**What you have to do**
Retype all the entries word for word, but omit the pictures.

**Dataset records**
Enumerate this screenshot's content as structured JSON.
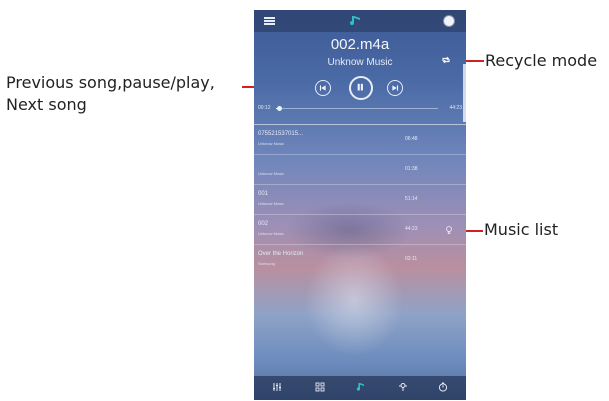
{
  "annotations": {
    "prev_next": "Previous song,pause/play,\nNext song",
    "recycle": "Recycle mode",
    "music_list": "Music list"
  },
  "player": {
    "song_title": "002.m4a",
    "artist": "Unknow Music",
    "time_elapsed": "00:12",
    "time_total": "44:23",
    "progress": 0.02
  },
  "tracks": [
    {
      "title": "075521537015...",
      "subtitle": "Unknow Music",
      "duration": "06:48"
    },
    {
      "title": "",
      "subtitle": "Unknow Music",
      "duration": "01:38"
    },
    {
      "title": "001",
      "subtitle": "Unknow Music",
      "duration": "51:14"
    },
    {
      "title": "002",
      "subtitle": "Unknow Music",
      "duration": "44:23"
    },
    {
      "title": "Over the Horizon",
      "subtitle": "Samsung",
      "duration": "03:11"
    }
  ],
  "icons": {
    "menu": "menu-icon",
    "logo": "app-logo-icon",
    "settings": "settings-icon",
    "recycle": "recycle-mode-icon",
    "prev": "previous-icon",
    "play_pause": "pause-icon",
    "next": "next-icon",
    "now_playing": "now-playing-icon",
    "bottom_nav": [
      "equalizer-icon",
      "grid-icon",
      "music-icon",
      "podcast-icon",
      "timer-icon"
    ]
  },
  "colors": {
    "annotation_line": "#d21f1f",
    "accent": "#29b6c8"
  }
}
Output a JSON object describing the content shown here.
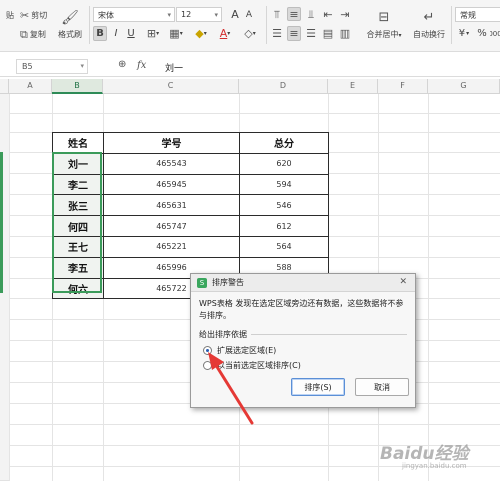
{
  "ribbon": {
    "cut": "剪切",
    "copy": "复制",
    "format_painter": "格式刷",
    "paste_partial": "贴",
    "font_name": "宋体",
    "font_size": "12",
    "merge_center": "合并居中",
    "wrap_text": "自动换行",
    "number_format": "常规",
    "currency": "¥",
    "percent": "%",
    "thousands": "000",
    "font_grow": "A⁺",
    "font_shrink": "A⁻"
  },
  "formula_bar": {
    "cell_ref": "B5",
    "fx": "fx",
    "value": "刘一"
  },
  "columns": [
    "A",
    "B",
    "C",
    "D",
    "E",
    "F",
    "G"
  ],
  "table": {
    "headers": [
      "姓名",
      "学号",
      "总分"
    ],
    "rows": [
      [
        "刘一",
        "465543",
        "620"
      ],
      [
        "李二",
        "465945",
        "594"
      ],
      [
        "张三",
        "465631",
        "546"
      ],
      [
        "何四",
        "465747",
        "612"
      ],
      [
        "王七",
        "465221",
        "564"
      ],
      [
        "李五",
        "465996",
        "588"
      ],
      [
        "何六",
        "465722",
        ""
      ]
    ]
  },
  "dialog": {
    "title": "排序警告",
    "message": "WPS表格 发现在选定区域旁边还有数据，这些数据将不参与排序。",
    "group_label": "给出排序依据",
    "option_expand": "扩展选定区域(E)",
    "option_current": "以当前选定区域排序(C)",
    "sort_button": "排序(S)",
    "cancel_button": "取消",
    "selected_option": "expand"
  },
  "watermark": {
    "text": "Baidu经验",
    "subtext": "jingyan.baidu.com"
  },
  "colors": {
    "selection": "#3b9b5a",
    "arrow": "#e53935",
    "dialog_logo": "#3aa65e"
  }
}
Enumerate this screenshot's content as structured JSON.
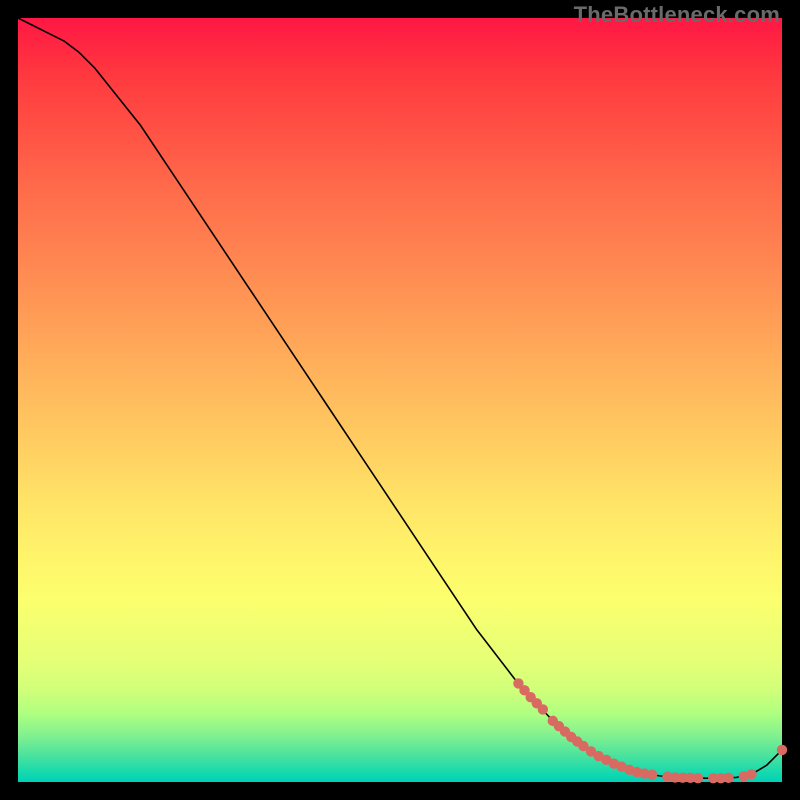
{
  "watermark": "TheBottleneck.com",
  "chart_data": {
    "type": "line",
    "title": "",
    "xlabel": "",
    "ylabel": "",
    "xlim": [
      0,
      100
    ],
    "ylim": [
      0,
      100
    ],
    "grid": false,
    "legend": false,
    "series": [
      {
        "name": "curve",
        "x": [
          0,
          2,
          4,
          6,
          8,
          10,
          12,
          14,
          16,
          18,
          20,
          25,
          30,
          35,
          40,
          45,
          50,
          55,
          60,
          65,
          70,
          75,
          78,
          80,
          82,
          84,
          86,
          88,
          90,
          92,
          94,
          96,
          98,
          100
        ],
        "y": [
          100,
          99,
          98,
          97,
          95.5,
          93.5,
          91,
          88.5,
          86,
          83,
          80,
          72.5,
          65,
          57.5,
          50,
          42.5,
          35,
          27.5,
          20,
          13.5,
          8,
          4,
          2.4,
          1.6,
          1.1,
          0.8,
          0.6,
          0.55,
          0.5,
          0.5,
          0.6,
          1.0,
          2.2,
          4.2
        ]
      }
    ],
    "highlight_points": [
      {
        "x": 65.5,
        "y": 12.9
      },
      {
        "x": 66.3,
        "y": 12.0
      },
      {
        "x": 67.1,
        "y": 11.1
      },
      {
        "x": 67.9,
        "y": 10.3
      },
      {
        "x": 68.7,
        "y": 9.5
      },
      {
        "x": 70.0,
        "y": 8.0
      },
      {
        "x": 70.8,
        "y": 7.3
      },
      {
        "x": 71.6,
        "y": 6.6
      },
      {
        "x": 72.4,
        "y": 5.9
      },
      {
        "x": 73.2,
        "y": 5.3
      },
      {
        "x": 74.0,
        "y": 4.7
      },
      {
        "x": 75.0,
        "y": 4.0
      },
      {
        "x": 76.0,
        "y": 3.4
      },
      {
        "x": 77.0,
        "y": 2.9
      },
      {
        "x": 78.0,
        "y": 2.4
      },
      {
        "x": 79.0,
        "y": 2.0
      },
      {
        "x": 80.0,
        "y": 1.6
      },
      {
        "x": 81.0,
        "y": 1.3
      },
      {
        "x": 82.0,
        "y": 1.1
      },
      {
        "x": 83.0,
        "y": 0.95
      },
      {
        "x": 85.0,
        "y": 0.7
      },
      {
        "x": 86.0,
        "y": 0.6
      },
      {
        "x": 87.0,
        "y": 0.57
      },
      {
        "x": 88.0,
        "y": 0.55
      },
      {
        "x": 89.0,
        "y": 0.5
      },
      {
        "x": 91.0,
        "y": 0.5
      },
      {
        "x": 92.0,
        "y": 0.5
      },
      {
        "x": 93.0,
        "y": 0.55
      },
      {
        "x": 95.0,
        "y": 0.75
      },
      {
        "x": 96.0,
        "y": 1.0
      },
      {
        "x": 100.0,
        "y": 4.2
      }
    ],
    "colors": {
      "line": "#000000",
      "points": "#d86a62",
      "gradient_top": "#ff1744",
      "gradient_bottom": "#00d0b8"
    }
  }
}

**Output for this task**
Enumerate this screenshot's content as structured JSON.
{
  "annotations": {
    "prev_next": "Previous song,pause/play,\nNext song",
    "recycle": "Recycle mode",
    "music_list": "Music list"
  },
  "player": {
    "song_title": "002.m4a",
    "artist": "Unknow Music",
    "time_elapsed": "00:12",
    "time_total": "44:23",
    "progress": 0.02
  },
  "tracks": [
    {
      "title": "075521537015...",
      "subtitle": "Unknow Music",
      "duration": "06:48"
    },
    {
      "title": "",
      "subtitle": "Unknow Music",
      "duration": "01:38"
    },
    {
      "title": "001",
      "subtitle": "Unknow Music",
      "duration": "51:14"
    },
    {
      "title": "002",
      "subtitle": "Unknow Music",
      "duration": "44:23"
    },
    {
      "title": "Over the Horizon",
      "subtitle": "Samsung",
      "duration": "03:11"
    }
  ],
  "icons": {
    "menu": "menu-icon",
    "logo": "app-logo-icon",
    "settings": "settings-icon",
    "recycle": "recycle-mode-icon",
    "prev": "previous-icon",
    "play_pause": "pause-icon",
    "next": "next-icon",
    "now_playing": "now-playing-icon",
    "bottom_nav": [
      "equalizer-icon",
      "grid-icon",
      "music-icon",
      "podcast-icon",
      "timer-icon"
    ]
  },
  "colors": {
    "annotation_line": "#d21f1f",
    "accent": "#29b6c8"
  }
}
Output a JSON object describing the content shown here.
{
  "ribbon": {
    "cut": "剪切",
    "copy": "复制",
    "format_painter": "格式刷",
    "paste_partial": "贴",
    "font_name": "宋体",
    "font_size": "12",
    "merge_center": "合并居中",
    "wrap_text": "自动换行",
    "number_format": "常规",
    "currency": "¥",
    "percent": "%",
    "thousands": "000",
    "font_grow": "A⁺",
    "font_shrink": "A⁻"
  },
  "formula_bar": {
    "cell_ref": "B5",
    "fx": "fx",
    "value": "刘一"
  },
  "columns": [
    "A",
    "B",
    "C",
    "D",
    "E",
    "F",
    "G"
  ],
  "table": {
    "headers": [
      "姓名",
      "学号",
      "总分"
    ],
    "rows": [
      [
        "刘一",
        "465543",
        "620"
      ],
      [
        "李二",
        "465945",
        "594"
      ],
      [
        "张三",
        "465631",
        "546"
      ],
      [
        "何四",
        "465747",
        "612"
      ],
      [
        "王七",
        "465221",
        "564"
      ],
      [
        "李五",
        "465996",
        "588"
      ],
      [
        "何六",
        "465722",
        ""
      ]
    ]
  },
  "dialog": {
    "title": "排序警告",
    "message": "WPS表格 发现在选定区域旁边还有数据，这些数据将不参与排序。",
    "group_label": "给出排序依据",
    "option_expand": "扩展选定区域(E)",
    "option_current": "以当前选定区域排序(C)",
    "sort_button": "排序(S)",
    "cancel_button": "取消",
    "selected_option": "expand"
  },
  "watermark": {
    "text": "Baidu经验",
    "subtext": "jingyan.baidu.com"
  },
  "colors": {
    "selection": "#3b9b5a",
    "arrow": "#e53935",
    "dialog_logo": "#3aa65e"
  }
}
Enumerate this screenshot's content as structured JSON.
{
  "watermark": "TheBottleneck.com",
  "chart_data": {
    "type": "line",
    "title": "",
    "xlabel": "",
    "ylabel": "",
    "xlim": [
      0,
      100
    ],
    "ylim": [
      0,
      100
    ],
    "grid": false,
    "legend": false,
    "series": [
      {
        "name": "curve",
        "x": [
          0,
          2,
          4,
          6,
          8,
          10,
          12,
          14,
          16,
          18,
          20,
          25,
          30,
          35,
          40,
          45,
          50,
          55,
          60,
          65,
          70,
          75,
          78,
          80,
          82,
          84,
          86,
          88,
          90,
          92,
          94,
          96,
          98,
          100
        ],
        "y": [
          100,
          99,
          98,
          97,
          95.5,
          93.5,
          91,
          88.5,
          86,
          83,
          80,
          72.5,
          65,
          57.5,
          50,
          42.5,
          35,
          27.5,
          20,
          13.5,
          8,
          4,
          2.4,
          1.6,
          1.1,
          0.8,
          0.6,
          0.55,
          0.5,
          0.5,
          0.6,
          1.0,
          2.2,
          4.2
        ]
      }
    ],
    "highlight_points": [
      {
        "x": 65.5,
        "y": 12.9
      },
      {
        "x": 66.3,
        "y": 12.0
      },
      {
        "x": 67.1,
        "y": 11.1
      },
      {
        "x": 67.9,
        "y": 10.3
      },
      {
        "x": 68.7,
        "y": 9.5
      },
      {
        "x": 70.0,
        "y": 8.0
      },
      {
        "x": 70.8,
        "y": 7.3
      },
      {
        "x": 71.6,
        "y": 6.6
      },
      {
        "x": 72.4,
        "y": 5.9
      },
      {
        "x": 73.2,
        "y": 5.3
      },
      {
        "x": 74.0,
        "y": 4.7
      },
      {
        "x": 75.0,
        "y": 4.0
      },
      {
        "x": 76.0,
        "y": 3.4
      },
      {
        "x": 77.0,
        "y": 2.9
      },
      {
        "x": 78.0,
        "y": 2.4
      },
      {
        "x": 79.0,
        "y": 2.0
      },
      {
        "x": 80.0,
        "y": 1.6
      },
      {
        "x": 81.0,
        "y": 1.3
      },
      {
        "x": 82.0,
        "y": 1.1
      },
      {
        "x": 83.0,
        "y": 0.95
      },
      {
        "x": 85.0,
        "y": 0.7
      },
      {
        "x": 86.0,
        "y": 0.6
      },
      {
        "x": 87.0,
        "y": 0.57
      },
      {
        "x": 88.0,
        "y": 0.55
      },
      {
        "x": 89.0,
        "y": 0.5
      },
      {
        "x": 91.0,
        "y": 0.5
      },
      {
        "x": 92.0,
        "y": 0.5
      },
      {
        "x": 93.0,
        "y": 0.55
      },
      {
        "x": 95.0,
        "y": 0.75
      },
      {
        "x": 96.0,
        "y": 1.0
      },
      {
        "x": 100.0,
        "y": 4.2
      }
    ],
    "colors": {
      "line": "#000000",
      "points": "#d86a62",
      "gradient_top": "#ff1744",
      "gradient_bottom": "#00d0b8"
    }
  }
}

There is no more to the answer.